▶ EXERCISE INSTRUCTIONS
Transcribe each line of the material as it is, and drop any picture.

▶ INFORMATION GIVEN

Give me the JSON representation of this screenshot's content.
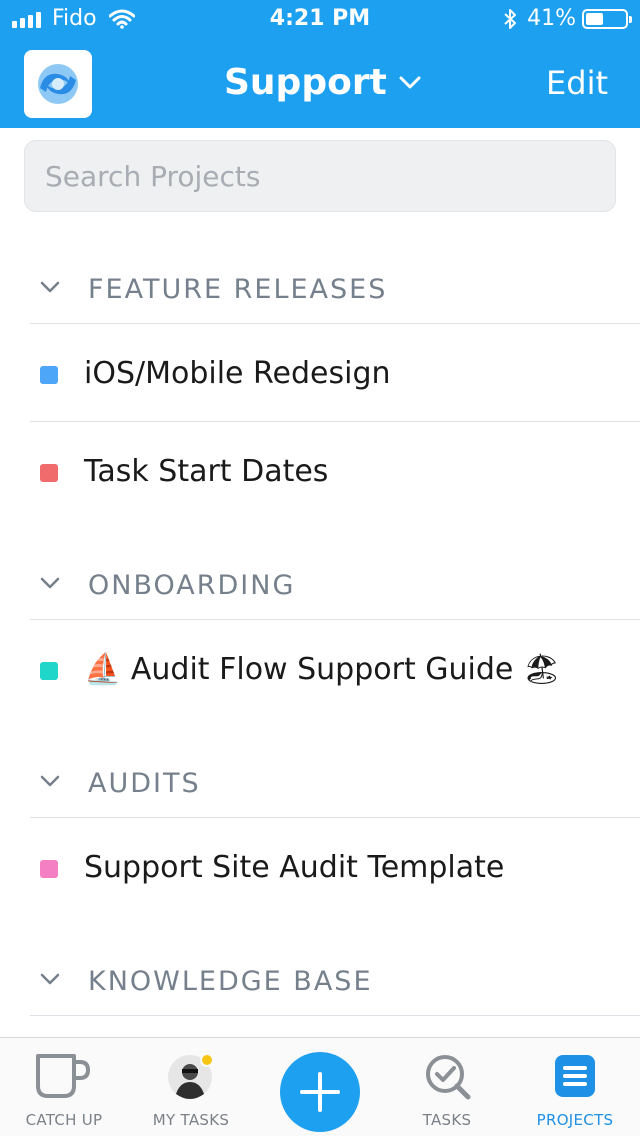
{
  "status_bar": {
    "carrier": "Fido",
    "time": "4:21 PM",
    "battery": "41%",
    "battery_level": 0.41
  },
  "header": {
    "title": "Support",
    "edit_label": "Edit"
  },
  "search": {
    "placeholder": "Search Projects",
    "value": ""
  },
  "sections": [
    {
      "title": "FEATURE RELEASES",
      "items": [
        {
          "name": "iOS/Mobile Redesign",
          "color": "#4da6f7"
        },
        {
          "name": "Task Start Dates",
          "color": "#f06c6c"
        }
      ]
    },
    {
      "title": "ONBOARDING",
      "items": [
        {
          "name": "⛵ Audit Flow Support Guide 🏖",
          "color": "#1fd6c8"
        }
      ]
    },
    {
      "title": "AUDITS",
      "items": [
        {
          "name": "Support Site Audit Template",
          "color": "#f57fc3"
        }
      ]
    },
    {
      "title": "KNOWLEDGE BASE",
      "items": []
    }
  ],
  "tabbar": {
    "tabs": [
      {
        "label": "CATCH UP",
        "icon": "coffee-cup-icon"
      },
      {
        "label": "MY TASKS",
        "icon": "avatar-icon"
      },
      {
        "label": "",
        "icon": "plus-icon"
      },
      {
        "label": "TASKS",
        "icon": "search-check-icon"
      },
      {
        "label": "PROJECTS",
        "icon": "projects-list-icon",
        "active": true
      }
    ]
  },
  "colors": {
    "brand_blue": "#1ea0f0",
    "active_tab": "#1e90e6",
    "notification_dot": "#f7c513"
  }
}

▶ SOLVED EXERCISE
Give me the JSON representation of this screenshot's content.
{
  "status_bar": {
    "carrier": "Fido",
    "time": "4:21 PM",
    "battery": "41%",
    "battery_level": 0.41
  },
  "header": {
    "title": "Support",
    "edit_label": "Edit"
  },
  "search": {
    "placeholder": "Search Projects",
    "value": ""
  },
  "sections": [
    {
      "title": "FEATURE RELEASES",
      "items": [
        {
          "name": "iOS/Mobile Redesign",
          "color": "#4da6f7"
        },
        {
          "name": "Task Start Dates",
          "color": "#f06c6c"
        }
      ]
    },
    {
      "title": "ONBOARDING",
      "items": [
        {
          "name": "⛵ Audit Flow Support Guide 🏖",
          "color": "#1fd6c8"
        }
      ]
    },
    {
      "title": "AUDITS",
      "items": [
        {
          "name": "Support Site Audit Template",
          "color": "#f57fc3"
        }
      ]
    },
    {
      "title": "KNOWLEDGE BASE",
      "items": []
    }
  ],
  "tabbar": {
    "tabs": [
      {
        "label": "CATCH UP",
        "icon": "coffee-cup-icon"
      },
      {
        "label": "MY TASKS",
        "icon": "avatar-icon"
      },
      {
        "label": "",
        "icon": "plus-icon"
      },
      {
        "label": "TASKS",
        "icon": "search-check-icon"
      },
      {
        "label": "PROJECTS",
        "icon": "projects-list-icon",
        "active": true
      }
    ]
  },
  "colors": {
    "brand_blue": "#1ea0f0",
    "active_tab": "#1e90e6",
    "notification_dot": "#f7c513"
  }
}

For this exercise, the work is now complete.